■ Objective ■
Determine the number of lines where "this" occurs and reply with that number by itself.

==== Data supplied ====

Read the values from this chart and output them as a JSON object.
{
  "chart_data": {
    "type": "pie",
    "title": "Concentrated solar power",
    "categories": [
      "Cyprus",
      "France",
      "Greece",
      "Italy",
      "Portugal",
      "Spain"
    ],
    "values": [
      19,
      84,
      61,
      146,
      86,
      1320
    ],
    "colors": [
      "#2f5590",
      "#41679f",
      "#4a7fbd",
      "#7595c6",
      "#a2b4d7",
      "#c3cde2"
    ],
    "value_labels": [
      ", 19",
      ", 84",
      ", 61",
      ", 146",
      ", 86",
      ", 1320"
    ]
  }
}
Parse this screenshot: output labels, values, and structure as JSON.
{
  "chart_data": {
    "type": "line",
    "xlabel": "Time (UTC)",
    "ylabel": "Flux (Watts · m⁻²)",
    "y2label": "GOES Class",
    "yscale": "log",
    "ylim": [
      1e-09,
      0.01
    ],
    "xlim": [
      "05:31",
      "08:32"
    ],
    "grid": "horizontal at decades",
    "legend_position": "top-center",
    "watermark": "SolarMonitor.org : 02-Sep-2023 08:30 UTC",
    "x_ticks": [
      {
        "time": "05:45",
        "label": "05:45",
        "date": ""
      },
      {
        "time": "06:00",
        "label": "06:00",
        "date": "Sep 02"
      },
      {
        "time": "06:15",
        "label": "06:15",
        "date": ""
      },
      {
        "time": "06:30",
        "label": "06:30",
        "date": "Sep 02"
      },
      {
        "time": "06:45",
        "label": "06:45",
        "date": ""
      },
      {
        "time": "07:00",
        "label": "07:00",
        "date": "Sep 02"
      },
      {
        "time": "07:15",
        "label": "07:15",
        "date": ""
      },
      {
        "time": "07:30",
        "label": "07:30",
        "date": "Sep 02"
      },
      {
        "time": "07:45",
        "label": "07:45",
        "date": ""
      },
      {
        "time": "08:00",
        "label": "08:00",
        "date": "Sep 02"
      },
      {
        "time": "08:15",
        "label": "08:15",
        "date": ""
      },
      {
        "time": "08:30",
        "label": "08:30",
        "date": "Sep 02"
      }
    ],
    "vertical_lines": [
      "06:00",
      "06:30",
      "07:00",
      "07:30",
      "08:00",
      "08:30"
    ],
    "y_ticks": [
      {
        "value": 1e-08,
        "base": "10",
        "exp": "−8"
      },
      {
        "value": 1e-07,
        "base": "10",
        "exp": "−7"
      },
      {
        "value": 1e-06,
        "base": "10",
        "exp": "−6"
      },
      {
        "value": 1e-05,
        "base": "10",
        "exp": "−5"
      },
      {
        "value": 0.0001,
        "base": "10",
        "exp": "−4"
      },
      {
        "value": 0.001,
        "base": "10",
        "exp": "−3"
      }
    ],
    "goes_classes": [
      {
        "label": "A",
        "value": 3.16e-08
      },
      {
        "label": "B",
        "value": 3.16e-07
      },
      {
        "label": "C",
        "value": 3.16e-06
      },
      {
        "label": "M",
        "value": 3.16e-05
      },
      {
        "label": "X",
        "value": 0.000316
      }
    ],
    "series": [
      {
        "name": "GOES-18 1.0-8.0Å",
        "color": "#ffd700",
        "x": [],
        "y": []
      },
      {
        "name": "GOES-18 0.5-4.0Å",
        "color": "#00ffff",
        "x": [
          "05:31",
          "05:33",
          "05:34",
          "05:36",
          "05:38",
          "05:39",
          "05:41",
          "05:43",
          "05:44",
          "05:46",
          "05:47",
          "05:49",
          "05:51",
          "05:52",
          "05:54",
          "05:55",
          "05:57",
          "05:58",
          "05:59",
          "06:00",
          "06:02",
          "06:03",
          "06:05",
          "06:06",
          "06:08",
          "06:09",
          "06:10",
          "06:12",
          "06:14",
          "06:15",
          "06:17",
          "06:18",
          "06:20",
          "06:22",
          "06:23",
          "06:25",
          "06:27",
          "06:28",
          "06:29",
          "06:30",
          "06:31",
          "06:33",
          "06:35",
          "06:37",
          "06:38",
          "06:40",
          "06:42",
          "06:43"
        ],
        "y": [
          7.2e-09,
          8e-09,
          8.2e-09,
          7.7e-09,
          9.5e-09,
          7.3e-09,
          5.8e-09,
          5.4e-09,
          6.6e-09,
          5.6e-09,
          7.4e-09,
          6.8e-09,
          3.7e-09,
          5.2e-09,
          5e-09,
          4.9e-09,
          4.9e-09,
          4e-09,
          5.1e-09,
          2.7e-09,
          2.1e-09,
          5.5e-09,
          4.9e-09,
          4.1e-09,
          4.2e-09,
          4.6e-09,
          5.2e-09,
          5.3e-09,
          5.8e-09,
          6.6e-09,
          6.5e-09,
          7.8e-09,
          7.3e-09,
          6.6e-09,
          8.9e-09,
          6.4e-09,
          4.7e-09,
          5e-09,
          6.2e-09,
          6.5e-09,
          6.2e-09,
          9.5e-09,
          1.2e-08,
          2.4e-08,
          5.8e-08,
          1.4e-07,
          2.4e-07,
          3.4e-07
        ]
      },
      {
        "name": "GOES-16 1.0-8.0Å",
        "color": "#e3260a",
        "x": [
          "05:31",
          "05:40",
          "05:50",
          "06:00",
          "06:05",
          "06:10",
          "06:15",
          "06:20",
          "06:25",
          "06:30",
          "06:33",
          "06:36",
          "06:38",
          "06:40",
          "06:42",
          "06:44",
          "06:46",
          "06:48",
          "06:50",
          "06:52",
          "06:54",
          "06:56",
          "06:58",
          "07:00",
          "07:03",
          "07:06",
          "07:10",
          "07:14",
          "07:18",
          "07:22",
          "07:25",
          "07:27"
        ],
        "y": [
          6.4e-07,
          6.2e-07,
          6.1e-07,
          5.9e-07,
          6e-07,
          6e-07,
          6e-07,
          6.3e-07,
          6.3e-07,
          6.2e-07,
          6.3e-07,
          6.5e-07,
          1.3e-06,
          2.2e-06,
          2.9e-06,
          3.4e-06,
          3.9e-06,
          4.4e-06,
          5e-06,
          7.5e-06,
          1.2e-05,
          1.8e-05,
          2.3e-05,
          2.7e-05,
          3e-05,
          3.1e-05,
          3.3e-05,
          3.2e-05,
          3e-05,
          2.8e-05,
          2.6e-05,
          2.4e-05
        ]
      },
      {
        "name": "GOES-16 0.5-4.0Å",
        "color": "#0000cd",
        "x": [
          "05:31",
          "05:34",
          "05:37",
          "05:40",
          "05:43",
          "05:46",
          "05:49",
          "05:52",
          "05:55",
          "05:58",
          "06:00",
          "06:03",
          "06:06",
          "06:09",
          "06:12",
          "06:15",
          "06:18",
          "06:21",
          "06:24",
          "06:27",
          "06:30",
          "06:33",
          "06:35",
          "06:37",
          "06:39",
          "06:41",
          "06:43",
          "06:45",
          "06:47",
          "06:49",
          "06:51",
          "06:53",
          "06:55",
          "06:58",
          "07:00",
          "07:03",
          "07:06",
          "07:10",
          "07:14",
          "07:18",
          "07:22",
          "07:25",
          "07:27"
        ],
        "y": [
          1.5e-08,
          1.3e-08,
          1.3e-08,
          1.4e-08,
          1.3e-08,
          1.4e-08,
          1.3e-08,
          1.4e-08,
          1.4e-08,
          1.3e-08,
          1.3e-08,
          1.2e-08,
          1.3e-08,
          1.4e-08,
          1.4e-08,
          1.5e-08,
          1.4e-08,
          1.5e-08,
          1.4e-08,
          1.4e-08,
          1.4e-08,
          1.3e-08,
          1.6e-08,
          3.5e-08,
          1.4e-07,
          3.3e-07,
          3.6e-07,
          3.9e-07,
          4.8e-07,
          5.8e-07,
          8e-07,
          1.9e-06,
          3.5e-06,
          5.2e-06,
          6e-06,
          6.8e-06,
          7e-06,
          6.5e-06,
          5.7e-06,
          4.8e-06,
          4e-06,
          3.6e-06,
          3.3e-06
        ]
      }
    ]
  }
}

====

■ Exercise response ■
2